**Extracted data**
►

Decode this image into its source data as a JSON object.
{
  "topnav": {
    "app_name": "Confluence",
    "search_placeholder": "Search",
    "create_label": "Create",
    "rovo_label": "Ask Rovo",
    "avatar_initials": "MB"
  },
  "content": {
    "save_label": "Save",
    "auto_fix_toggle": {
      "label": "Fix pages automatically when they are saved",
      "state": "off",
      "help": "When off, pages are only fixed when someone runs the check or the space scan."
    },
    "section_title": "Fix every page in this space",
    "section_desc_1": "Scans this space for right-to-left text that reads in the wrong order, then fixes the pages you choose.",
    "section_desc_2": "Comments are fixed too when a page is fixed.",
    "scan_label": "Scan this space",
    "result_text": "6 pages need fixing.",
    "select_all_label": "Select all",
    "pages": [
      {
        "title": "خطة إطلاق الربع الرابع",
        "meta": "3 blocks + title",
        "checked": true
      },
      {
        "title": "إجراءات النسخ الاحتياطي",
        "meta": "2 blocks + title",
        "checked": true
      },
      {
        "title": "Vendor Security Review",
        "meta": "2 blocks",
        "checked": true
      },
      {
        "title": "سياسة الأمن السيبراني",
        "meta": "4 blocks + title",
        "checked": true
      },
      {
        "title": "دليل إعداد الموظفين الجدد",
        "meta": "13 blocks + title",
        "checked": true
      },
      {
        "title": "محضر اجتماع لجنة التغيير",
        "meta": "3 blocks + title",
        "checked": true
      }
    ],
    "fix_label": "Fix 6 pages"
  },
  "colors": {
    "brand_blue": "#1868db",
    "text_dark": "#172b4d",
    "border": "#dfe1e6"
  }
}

◄

**Problem requirements**
Output all of the data again. Match it exactly.

**Output**
Decode this image into its source data as a JSON object.
{
  "topnav": {
    "app_name": "Confluence",
    "search_placeholder": "Search",
    "create_label": "Create",
    "rovo_label": "Ask Rovo",
    "avatar_initials": "MB"
  },
  "content": {
    "save_label": "Save",
    "auto_fix_toggle": {
      "label": "Fix pages automatically when they are saved",
      "state": "off",
      "help": "When off, pages are only fixed when someone runs the check or the space scan."
    },
    "section_title": "Fix every page in this space",
    "section_desc_1": "Scans this space for right-to-left text that reads in the wrong order, then fixes the pages you choose.",
    "section_desc_2": "Comments are fixed too when a page is fixed.",
    "scan_label": "Scan this space",
    "result_text": "6 pages need fixing.",
    "select_all_label": "Select all",
    "pages": [
      {
        "title": "خطة إطلاق الربع الرابع",
        "meta": "3 blocks + title",
        "checked": true
      },
      {
        "title": "إجراءات النسخ الاحتياطي",
        "meta": "2 blocks + title",
        "checked": true
      },
      {
        "title": "Vendor Security Review",
        "meta": "2 blocks",
        "checked": true
      },
      {
        "title": "سياسة الأمن السيبراني",
        "meta": "4 blocks + title",
        "checked": true
      },
      {
        "title": "دليل إعداد الموظفين الجدد",
        "meta": "13 blocks + title",
        "checked": true
      },
      {
        "title": "محضر اجتماع لجنة التغيير",
        "meta": "3 blocks + title",
        "checked": true
      }
    ],
    "fix_label": "Fix 6 pages"
  },
  "colors": {
    "brand_blue": "#1868db",
    "text_dark": "#172b4d",
    "border": "#dfe1e6"
  }
}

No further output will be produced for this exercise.